══ Given data
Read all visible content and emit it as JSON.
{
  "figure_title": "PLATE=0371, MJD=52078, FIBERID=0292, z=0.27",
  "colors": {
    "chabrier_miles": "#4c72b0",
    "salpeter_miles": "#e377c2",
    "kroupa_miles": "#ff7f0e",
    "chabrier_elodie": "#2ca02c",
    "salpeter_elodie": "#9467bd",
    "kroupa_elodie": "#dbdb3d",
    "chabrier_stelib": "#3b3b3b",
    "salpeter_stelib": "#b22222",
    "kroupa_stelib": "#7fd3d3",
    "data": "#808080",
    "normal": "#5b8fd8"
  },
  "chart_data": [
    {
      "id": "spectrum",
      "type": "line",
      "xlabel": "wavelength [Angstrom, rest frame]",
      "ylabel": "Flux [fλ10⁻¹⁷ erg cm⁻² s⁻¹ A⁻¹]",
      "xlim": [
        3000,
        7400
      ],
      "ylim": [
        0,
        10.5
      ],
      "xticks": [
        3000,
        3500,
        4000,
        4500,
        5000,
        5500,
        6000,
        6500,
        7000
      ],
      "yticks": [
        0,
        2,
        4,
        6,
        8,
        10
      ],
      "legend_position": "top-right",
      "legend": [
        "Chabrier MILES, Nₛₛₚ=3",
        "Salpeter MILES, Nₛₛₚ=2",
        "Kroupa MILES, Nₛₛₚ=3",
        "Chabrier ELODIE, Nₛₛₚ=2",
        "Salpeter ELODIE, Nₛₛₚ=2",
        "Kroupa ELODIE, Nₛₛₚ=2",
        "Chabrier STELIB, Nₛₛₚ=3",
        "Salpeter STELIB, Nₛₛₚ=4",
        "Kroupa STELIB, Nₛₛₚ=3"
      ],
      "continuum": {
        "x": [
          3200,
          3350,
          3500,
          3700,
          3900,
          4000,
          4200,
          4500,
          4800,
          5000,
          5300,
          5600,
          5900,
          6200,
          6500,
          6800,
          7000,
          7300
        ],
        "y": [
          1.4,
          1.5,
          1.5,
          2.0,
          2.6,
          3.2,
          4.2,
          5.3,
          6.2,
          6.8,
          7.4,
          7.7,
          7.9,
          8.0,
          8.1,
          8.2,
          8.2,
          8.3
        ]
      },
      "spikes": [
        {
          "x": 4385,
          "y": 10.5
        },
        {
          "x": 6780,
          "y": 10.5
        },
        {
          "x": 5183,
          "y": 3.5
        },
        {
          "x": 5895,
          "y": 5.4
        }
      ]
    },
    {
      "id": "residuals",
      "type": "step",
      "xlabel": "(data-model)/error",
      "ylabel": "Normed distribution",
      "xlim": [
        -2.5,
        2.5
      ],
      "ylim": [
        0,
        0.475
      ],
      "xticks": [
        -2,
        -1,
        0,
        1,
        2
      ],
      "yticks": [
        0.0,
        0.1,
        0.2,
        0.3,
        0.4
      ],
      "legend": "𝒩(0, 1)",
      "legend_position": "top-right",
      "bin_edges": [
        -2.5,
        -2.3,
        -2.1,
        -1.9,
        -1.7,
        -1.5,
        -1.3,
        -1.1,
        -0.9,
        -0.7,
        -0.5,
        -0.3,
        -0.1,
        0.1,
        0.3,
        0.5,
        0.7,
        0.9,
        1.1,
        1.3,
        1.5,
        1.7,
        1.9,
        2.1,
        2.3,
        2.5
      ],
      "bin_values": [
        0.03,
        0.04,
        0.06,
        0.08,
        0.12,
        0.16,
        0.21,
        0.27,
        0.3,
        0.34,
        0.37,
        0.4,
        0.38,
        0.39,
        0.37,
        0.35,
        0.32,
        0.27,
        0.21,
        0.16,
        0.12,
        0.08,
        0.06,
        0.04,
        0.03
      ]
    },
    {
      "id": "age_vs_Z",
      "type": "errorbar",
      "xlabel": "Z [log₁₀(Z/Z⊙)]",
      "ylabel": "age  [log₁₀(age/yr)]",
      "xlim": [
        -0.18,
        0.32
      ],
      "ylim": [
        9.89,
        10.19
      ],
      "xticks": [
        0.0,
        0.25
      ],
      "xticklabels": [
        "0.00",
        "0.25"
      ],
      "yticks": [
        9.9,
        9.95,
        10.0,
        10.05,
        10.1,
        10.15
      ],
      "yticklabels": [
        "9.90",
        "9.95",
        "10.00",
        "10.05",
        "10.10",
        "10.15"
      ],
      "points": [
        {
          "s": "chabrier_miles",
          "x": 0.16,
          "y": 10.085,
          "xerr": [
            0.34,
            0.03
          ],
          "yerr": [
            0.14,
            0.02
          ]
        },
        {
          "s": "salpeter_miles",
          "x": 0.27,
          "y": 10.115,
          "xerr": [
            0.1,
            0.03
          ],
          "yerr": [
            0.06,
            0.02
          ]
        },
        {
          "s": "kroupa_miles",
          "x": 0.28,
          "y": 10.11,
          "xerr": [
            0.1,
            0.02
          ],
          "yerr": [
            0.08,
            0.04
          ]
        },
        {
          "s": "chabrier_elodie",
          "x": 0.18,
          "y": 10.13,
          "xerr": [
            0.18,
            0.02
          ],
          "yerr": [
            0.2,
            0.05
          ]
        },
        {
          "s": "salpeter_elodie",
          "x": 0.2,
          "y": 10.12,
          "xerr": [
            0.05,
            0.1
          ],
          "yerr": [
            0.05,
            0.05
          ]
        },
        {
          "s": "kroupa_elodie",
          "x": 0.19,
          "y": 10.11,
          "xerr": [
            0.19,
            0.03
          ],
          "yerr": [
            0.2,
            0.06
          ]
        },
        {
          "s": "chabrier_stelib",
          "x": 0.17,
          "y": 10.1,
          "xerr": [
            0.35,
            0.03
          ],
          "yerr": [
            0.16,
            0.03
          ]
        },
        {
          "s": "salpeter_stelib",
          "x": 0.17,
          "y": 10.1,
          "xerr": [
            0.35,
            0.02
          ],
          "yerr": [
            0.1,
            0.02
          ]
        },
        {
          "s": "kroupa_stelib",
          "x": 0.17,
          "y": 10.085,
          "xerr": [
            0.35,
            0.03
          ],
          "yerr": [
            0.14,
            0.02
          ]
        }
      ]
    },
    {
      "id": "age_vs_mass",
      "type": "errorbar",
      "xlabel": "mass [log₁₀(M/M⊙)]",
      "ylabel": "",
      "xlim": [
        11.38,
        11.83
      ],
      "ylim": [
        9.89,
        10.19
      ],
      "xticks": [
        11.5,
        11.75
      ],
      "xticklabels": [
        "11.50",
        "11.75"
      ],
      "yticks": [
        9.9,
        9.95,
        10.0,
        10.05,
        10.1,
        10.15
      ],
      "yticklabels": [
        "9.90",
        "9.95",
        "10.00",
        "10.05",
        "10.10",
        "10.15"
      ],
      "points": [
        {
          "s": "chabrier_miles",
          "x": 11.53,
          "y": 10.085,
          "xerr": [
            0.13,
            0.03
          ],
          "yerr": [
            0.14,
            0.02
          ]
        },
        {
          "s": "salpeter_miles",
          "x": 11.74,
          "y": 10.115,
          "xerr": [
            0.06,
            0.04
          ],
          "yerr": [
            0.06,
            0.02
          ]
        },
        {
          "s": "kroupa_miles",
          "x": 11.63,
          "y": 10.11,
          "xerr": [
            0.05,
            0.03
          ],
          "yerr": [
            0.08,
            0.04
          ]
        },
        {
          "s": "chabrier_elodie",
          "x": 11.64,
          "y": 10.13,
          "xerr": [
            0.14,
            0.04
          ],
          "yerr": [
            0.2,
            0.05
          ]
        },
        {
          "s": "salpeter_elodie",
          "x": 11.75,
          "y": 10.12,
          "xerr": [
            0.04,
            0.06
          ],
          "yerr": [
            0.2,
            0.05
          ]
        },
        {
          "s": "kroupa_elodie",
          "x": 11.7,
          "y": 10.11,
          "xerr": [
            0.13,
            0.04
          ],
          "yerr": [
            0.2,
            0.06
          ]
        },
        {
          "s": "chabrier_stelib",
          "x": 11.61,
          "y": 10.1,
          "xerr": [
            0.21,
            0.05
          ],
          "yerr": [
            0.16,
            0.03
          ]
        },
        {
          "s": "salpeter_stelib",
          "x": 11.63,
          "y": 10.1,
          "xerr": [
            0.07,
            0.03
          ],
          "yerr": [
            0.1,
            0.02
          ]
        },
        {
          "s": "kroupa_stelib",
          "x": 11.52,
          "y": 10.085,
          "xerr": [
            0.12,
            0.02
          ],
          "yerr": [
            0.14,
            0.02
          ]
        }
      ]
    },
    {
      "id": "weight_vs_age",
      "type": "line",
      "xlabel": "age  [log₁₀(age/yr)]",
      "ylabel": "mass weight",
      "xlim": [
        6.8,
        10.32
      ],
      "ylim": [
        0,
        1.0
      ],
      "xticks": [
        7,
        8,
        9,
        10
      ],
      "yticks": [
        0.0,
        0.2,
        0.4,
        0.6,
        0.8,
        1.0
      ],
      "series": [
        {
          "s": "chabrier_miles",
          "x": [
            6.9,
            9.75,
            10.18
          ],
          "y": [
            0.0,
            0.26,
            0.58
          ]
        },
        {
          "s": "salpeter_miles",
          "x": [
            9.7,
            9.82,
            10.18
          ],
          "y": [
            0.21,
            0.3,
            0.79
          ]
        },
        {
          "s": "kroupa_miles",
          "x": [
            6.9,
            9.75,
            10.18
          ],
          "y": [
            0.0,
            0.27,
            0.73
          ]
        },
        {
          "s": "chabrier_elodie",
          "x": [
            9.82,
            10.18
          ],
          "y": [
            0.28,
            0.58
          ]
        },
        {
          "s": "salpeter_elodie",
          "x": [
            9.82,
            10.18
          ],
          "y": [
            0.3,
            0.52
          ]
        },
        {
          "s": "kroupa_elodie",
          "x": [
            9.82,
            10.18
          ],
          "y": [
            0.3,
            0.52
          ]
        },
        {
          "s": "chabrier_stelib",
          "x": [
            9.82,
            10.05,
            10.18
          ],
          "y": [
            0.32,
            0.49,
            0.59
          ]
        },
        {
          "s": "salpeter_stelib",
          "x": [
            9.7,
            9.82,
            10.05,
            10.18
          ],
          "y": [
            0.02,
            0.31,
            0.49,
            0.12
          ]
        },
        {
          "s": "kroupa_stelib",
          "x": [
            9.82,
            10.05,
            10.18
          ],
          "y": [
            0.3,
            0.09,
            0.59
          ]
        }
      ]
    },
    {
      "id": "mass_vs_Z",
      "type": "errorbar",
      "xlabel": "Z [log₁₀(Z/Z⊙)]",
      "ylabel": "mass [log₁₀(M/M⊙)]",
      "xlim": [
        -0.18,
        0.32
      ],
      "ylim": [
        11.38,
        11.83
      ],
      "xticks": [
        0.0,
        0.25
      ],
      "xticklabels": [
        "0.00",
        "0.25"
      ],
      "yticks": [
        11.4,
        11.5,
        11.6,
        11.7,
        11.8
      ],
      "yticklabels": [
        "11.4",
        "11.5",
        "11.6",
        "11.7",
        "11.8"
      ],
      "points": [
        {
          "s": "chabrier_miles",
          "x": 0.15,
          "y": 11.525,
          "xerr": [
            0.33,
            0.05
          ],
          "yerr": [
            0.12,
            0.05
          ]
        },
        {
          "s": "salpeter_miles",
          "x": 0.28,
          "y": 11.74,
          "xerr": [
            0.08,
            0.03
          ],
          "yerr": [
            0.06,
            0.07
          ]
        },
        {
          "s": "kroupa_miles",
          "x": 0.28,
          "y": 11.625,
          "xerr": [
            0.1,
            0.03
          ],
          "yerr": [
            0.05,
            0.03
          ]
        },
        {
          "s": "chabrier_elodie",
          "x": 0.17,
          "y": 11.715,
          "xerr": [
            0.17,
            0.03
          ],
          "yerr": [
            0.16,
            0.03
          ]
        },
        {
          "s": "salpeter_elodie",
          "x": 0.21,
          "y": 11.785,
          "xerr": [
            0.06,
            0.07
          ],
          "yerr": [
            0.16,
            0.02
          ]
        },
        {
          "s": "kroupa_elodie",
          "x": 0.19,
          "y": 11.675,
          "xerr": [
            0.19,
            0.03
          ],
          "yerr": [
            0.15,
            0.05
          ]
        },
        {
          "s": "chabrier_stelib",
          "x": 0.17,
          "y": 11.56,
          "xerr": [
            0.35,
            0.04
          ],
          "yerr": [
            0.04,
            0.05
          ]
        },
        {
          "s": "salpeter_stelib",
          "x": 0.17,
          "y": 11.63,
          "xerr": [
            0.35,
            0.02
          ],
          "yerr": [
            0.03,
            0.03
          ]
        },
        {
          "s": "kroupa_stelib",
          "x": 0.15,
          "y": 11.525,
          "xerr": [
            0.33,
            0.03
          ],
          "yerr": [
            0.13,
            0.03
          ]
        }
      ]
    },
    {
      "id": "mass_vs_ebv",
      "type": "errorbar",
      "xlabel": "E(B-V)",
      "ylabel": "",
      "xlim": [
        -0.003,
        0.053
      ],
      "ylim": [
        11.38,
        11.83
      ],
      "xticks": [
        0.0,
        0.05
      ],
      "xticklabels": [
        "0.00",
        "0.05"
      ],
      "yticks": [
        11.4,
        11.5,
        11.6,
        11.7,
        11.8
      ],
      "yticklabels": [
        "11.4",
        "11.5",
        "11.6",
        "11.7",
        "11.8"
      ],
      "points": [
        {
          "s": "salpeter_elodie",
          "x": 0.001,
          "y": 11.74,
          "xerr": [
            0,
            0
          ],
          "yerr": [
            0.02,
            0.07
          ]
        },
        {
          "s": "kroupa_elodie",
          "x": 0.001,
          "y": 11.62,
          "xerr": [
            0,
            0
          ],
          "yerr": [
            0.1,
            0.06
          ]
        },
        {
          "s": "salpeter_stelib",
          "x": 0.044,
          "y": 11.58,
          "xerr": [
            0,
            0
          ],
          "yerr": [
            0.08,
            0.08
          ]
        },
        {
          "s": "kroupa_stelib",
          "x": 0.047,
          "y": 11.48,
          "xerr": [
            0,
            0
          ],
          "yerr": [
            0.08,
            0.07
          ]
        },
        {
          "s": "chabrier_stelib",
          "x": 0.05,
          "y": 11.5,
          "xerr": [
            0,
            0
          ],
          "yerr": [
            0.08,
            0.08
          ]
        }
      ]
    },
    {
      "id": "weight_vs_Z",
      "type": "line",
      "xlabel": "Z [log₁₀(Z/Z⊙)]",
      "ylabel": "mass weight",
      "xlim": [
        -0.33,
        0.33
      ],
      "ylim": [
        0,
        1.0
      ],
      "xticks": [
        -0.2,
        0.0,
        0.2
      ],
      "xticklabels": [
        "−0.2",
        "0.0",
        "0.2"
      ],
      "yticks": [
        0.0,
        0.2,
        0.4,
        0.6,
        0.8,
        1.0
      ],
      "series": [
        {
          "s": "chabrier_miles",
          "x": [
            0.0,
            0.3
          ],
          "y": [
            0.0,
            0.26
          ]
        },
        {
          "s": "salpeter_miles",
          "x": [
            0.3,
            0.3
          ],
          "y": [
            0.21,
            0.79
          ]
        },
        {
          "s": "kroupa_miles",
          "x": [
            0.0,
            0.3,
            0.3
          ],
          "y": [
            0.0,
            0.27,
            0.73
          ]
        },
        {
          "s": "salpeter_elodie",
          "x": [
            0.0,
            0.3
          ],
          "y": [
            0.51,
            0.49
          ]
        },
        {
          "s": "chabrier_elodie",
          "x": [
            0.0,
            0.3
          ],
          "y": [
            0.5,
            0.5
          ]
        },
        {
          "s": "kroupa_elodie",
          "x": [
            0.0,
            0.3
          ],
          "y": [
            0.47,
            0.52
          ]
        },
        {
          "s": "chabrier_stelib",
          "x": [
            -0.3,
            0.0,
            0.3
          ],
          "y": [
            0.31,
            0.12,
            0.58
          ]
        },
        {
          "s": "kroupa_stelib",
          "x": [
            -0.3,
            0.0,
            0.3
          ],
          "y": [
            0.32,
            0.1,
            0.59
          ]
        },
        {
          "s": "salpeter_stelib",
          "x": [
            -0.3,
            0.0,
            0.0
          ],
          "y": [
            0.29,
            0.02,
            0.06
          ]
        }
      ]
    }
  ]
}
════
Exercise description:
Copy each line holding the word "Nₛₛₚ" from the listing above.

Completed exercise:
        "Chabrier MILES, Nₛₛₚ=3",
        "Salpeter MILES, Nₛₛₚ=2",
        "Kroupa MILES, Nₛₛₚ=3",
        "Chabrier ELODIE, Nₛₛₚ=2",
        "Salpeter ELODIE, Nₛₛₚ=2",
        "Kroupa ELODIE, Nₛₛₚ=2",
        "Chabrier STELIB, Nₛₛₚ=3",
        "Salpeter STELIB, Nₛₛₚ=4",
        "Kroupa STELIB, Nₛₛₚ=3"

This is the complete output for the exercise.